***** LISTED RECORDS *****

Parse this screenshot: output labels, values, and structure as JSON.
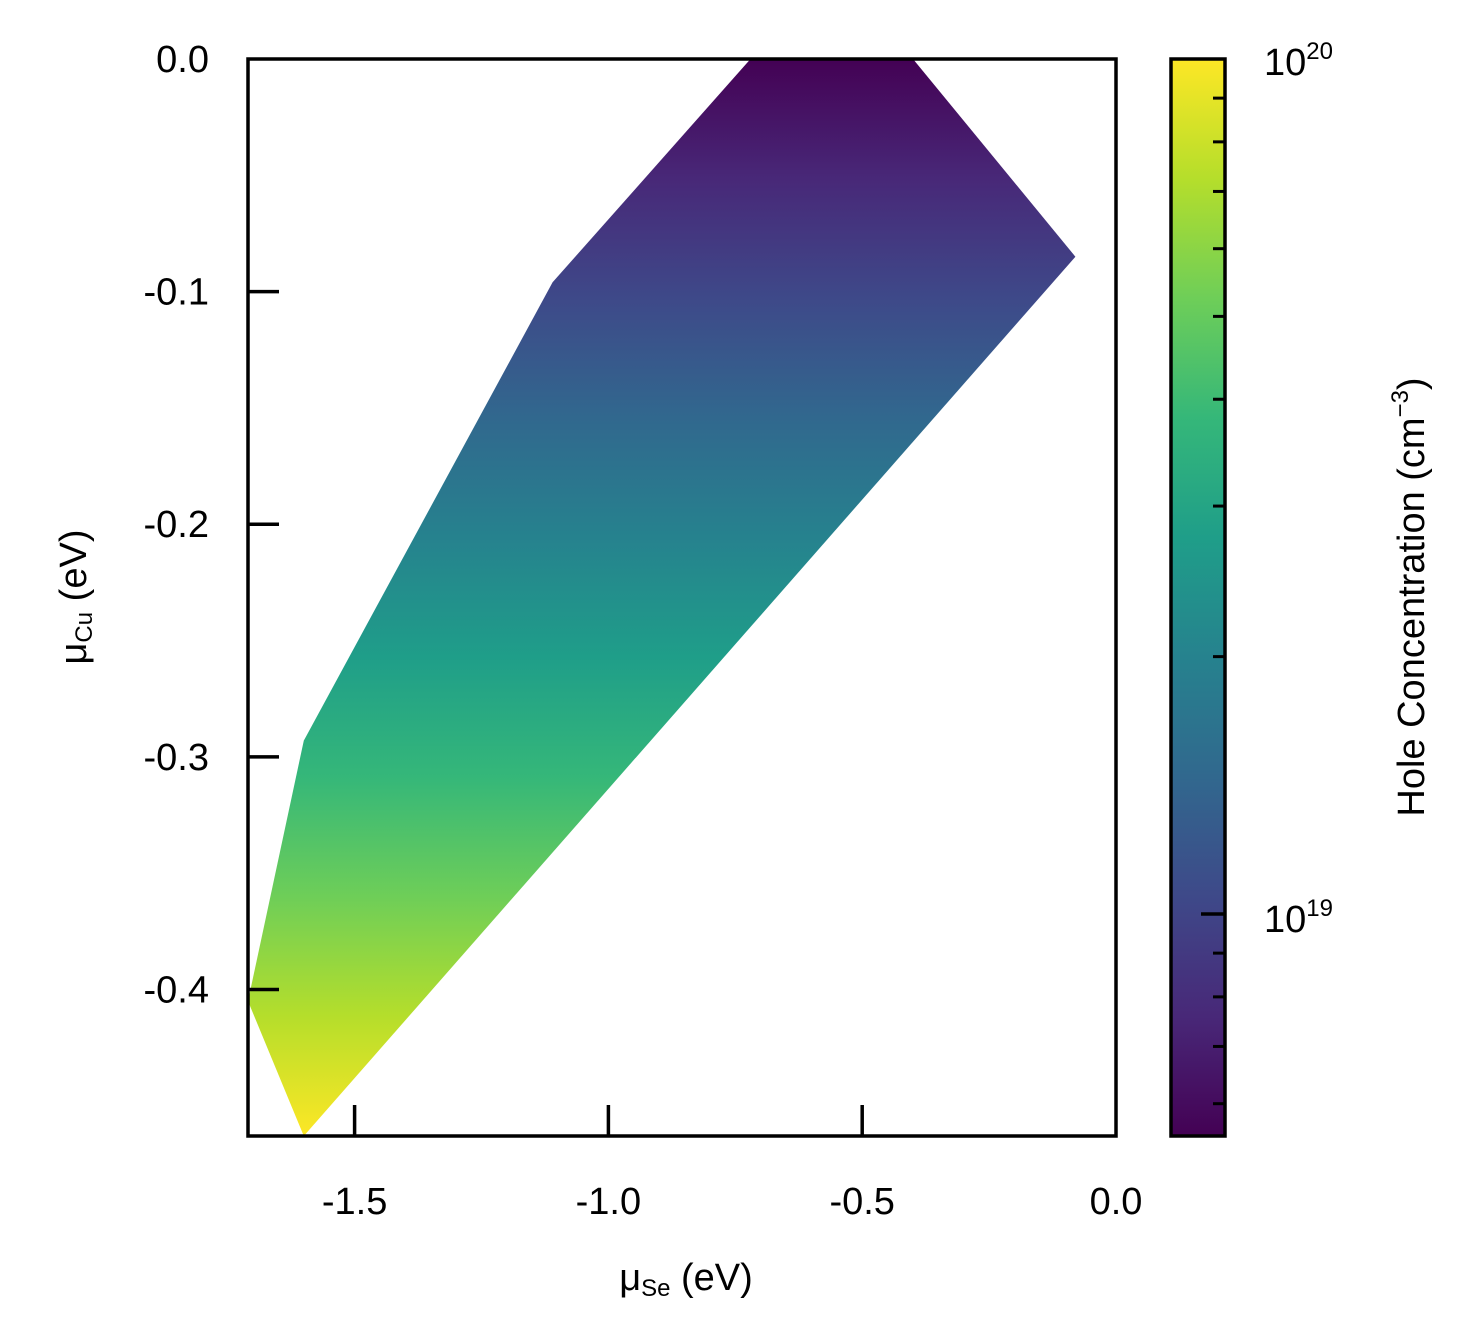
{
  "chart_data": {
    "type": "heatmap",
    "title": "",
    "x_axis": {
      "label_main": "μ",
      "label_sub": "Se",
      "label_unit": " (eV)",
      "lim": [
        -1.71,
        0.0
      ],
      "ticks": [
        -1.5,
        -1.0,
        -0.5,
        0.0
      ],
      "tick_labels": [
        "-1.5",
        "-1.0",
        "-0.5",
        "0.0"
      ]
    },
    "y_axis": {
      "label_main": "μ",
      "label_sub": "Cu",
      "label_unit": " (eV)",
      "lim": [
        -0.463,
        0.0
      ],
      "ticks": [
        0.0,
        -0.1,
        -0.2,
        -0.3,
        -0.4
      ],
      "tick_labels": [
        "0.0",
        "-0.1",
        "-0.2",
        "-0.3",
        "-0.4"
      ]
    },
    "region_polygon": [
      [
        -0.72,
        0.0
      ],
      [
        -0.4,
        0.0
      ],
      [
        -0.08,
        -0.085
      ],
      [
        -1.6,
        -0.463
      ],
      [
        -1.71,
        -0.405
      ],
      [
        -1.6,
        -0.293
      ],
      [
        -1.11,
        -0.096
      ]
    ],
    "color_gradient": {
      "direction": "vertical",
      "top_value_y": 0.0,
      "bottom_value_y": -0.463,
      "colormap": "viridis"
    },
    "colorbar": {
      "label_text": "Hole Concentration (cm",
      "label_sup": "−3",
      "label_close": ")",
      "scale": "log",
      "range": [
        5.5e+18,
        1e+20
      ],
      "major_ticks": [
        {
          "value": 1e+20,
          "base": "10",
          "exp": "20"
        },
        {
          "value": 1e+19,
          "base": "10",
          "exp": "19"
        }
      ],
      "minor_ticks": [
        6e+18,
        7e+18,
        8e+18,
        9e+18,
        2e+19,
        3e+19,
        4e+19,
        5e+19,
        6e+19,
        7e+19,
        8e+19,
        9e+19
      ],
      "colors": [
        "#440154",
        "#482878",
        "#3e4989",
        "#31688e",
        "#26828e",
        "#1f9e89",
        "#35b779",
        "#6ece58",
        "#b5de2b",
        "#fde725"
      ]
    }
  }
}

*****

Will you set down the records word for word while leaving out every picture?

Parse this screenshot: output labels, values, and structure as JSON.
{
  "chart_data": {
    "type": "heatmap",
    "title": "",
    "x_axis": {
      "label_main": "μ",
      "label_sub": "Se",
      "label_unit": " (eV)",
      "lim": [
        -1.71,
        0.0
      ],
      "ticks": [
        -1.5,
        -1.0,
        -0.5,
        0.0
      ],
      "tick_labels": [
        "-1.5",
        "-1.0",
        "-0.5",
        "0.0"
      ]
    },
    "y_axis": {
      "label_main": "μ",
      "label_sub": "Cu",
      "label_unit": " (eV)",
      "lim": [
        -0.463,
        0.0
      ],
      "ticks": [
        0.0,
        -0.1,
        -0.2,
        -0.3,
        -0.4
      ],
      "tick_labels": [
        "0.0",
        "-0.1",
        "-0.2",
        "-0.3",
        "-0.4"
      ]
    },
    "region_polygon": [
      [
        -0.72,
        0.0
      ],
      [
        -0.4,
        0.0
      ],
      [
        -0.08,
        -0.085
      ],
      [
        -1.6,
        -0.463
      ],
      [
        -1.71,
        -0.405
      ],
      [
        -1.6,
        -0.293
      ],
      [
        -1.11,
        -0.096
      ]
    ],
    "color_gradient": {
      "direction": "vertical",
      "top_value_y": 0.0,
      "bottom_value_y": -0.463,
      "colormap": "viridis"
    },
    "colorbar": {
      "label_text": "Hole Concentration (cm",
      "label_sup": "−3",
      "label_close": ")",
      "scale": "log",
      "range": [
        5.5e+18,
        1e+20
      ],
      "major_ticks": [
        {
          "value": 1e+20,
          "base": "10",
          "exp": "20"
        },
        {
          "value": 1e+19,
          "base": "10",
          "exp": "19"
        }
      ],
      "minor_ticks": [
        6e+18,
        7e+18,
        8e+18,
        9e+18,
        2e+19,
        3e+19,
        4e+19,
        5e+19,
        6e+19,
        7e+19,
        8e+19,
        9e+19
      ],
      "colors": [
        "#440154",
        "#482878",
        "#3e4989",
        "#31688e",
        "#26828e",
        "#1f9e89",
        "#35b779",
        "#6ece58",
        "#b5de2b",
        "#fde725"
      ]
    }
  }
}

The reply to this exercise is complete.